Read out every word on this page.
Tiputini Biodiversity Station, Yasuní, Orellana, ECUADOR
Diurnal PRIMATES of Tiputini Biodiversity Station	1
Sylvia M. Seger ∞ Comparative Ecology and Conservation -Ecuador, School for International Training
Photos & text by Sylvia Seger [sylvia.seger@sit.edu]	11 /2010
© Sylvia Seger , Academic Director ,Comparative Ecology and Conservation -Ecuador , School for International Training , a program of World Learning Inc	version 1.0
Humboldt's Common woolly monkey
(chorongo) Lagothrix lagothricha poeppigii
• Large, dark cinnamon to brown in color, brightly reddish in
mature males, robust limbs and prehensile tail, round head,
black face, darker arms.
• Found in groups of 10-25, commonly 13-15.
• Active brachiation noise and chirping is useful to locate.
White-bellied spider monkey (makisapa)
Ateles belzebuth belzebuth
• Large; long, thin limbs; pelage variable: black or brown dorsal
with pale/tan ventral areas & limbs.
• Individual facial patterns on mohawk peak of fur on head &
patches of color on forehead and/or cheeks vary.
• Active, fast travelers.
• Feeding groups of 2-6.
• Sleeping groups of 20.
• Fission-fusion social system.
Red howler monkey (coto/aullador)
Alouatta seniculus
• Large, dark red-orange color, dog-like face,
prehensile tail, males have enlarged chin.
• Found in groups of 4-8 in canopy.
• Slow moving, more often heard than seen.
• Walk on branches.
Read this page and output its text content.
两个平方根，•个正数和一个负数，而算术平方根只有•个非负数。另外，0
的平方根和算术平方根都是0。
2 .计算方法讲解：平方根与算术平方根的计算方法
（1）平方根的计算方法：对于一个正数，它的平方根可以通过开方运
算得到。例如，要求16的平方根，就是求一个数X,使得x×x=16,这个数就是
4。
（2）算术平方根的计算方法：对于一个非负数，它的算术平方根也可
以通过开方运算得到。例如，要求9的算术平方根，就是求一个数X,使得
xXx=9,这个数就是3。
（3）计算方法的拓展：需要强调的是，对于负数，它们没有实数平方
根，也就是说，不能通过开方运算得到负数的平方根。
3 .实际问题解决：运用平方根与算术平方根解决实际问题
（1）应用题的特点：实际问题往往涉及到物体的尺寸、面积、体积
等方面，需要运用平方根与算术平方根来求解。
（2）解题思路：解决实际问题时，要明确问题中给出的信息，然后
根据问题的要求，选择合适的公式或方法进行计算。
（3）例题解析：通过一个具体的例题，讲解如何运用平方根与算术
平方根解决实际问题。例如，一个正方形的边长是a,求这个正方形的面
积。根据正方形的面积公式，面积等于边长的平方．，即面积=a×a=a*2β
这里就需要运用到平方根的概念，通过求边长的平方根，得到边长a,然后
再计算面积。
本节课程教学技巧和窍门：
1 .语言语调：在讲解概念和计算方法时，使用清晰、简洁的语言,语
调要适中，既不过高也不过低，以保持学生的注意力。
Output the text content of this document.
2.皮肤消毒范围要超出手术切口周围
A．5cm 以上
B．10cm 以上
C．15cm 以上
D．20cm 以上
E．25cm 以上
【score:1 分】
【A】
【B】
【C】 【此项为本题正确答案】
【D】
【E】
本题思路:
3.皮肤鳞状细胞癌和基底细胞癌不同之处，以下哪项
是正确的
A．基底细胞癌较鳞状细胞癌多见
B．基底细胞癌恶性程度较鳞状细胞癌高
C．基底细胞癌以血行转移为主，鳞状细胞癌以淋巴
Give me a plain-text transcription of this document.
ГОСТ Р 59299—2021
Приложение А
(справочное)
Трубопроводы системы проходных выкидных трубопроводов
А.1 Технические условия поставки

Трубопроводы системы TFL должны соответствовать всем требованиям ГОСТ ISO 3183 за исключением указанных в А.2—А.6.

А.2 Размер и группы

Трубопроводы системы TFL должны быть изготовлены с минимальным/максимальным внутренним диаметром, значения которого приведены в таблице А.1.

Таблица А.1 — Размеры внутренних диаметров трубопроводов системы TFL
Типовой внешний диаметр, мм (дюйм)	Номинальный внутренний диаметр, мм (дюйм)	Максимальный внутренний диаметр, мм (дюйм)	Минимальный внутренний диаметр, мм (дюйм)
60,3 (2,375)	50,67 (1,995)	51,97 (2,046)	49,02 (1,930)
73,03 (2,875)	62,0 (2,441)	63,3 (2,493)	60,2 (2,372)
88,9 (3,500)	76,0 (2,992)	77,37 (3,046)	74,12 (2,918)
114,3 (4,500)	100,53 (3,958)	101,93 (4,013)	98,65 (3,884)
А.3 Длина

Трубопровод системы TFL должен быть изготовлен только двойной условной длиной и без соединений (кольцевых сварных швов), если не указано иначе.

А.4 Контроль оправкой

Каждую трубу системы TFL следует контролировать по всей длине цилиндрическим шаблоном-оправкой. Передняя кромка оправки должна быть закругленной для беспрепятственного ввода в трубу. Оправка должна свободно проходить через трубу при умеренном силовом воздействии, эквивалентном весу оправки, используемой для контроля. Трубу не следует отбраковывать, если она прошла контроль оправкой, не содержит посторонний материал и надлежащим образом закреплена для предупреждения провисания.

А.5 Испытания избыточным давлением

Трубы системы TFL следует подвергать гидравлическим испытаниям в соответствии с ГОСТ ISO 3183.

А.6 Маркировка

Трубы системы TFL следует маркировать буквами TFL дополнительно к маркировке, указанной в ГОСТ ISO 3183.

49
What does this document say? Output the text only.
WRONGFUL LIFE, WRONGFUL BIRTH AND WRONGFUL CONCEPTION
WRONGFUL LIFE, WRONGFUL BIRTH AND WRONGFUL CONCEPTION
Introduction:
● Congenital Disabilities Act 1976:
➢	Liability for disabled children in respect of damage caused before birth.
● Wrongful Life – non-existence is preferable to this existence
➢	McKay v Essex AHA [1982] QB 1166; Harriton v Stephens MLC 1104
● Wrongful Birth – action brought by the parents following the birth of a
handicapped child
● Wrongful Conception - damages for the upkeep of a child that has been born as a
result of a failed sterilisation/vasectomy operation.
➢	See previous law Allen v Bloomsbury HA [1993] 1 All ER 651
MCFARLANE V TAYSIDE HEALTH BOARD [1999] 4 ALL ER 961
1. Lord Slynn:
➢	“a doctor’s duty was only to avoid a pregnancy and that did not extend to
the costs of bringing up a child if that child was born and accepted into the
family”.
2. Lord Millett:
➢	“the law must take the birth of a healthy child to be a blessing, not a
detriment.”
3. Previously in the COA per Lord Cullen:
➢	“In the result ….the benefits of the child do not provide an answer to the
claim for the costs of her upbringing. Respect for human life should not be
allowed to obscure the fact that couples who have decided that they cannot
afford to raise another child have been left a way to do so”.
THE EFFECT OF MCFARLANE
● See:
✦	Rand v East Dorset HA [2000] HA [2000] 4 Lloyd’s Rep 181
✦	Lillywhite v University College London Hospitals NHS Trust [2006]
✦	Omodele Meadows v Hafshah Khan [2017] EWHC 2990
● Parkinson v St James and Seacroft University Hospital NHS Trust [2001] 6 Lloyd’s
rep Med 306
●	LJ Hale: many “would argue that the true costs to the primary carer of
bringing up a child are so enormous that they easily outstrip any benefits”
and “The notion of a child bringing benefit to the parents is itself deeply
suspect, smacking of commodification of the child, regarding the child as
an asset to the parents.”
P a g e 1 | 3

**Written request:**
Find how many lines in the material hold the word "Трубопроводы" and state that number alone.

**Solution:**
3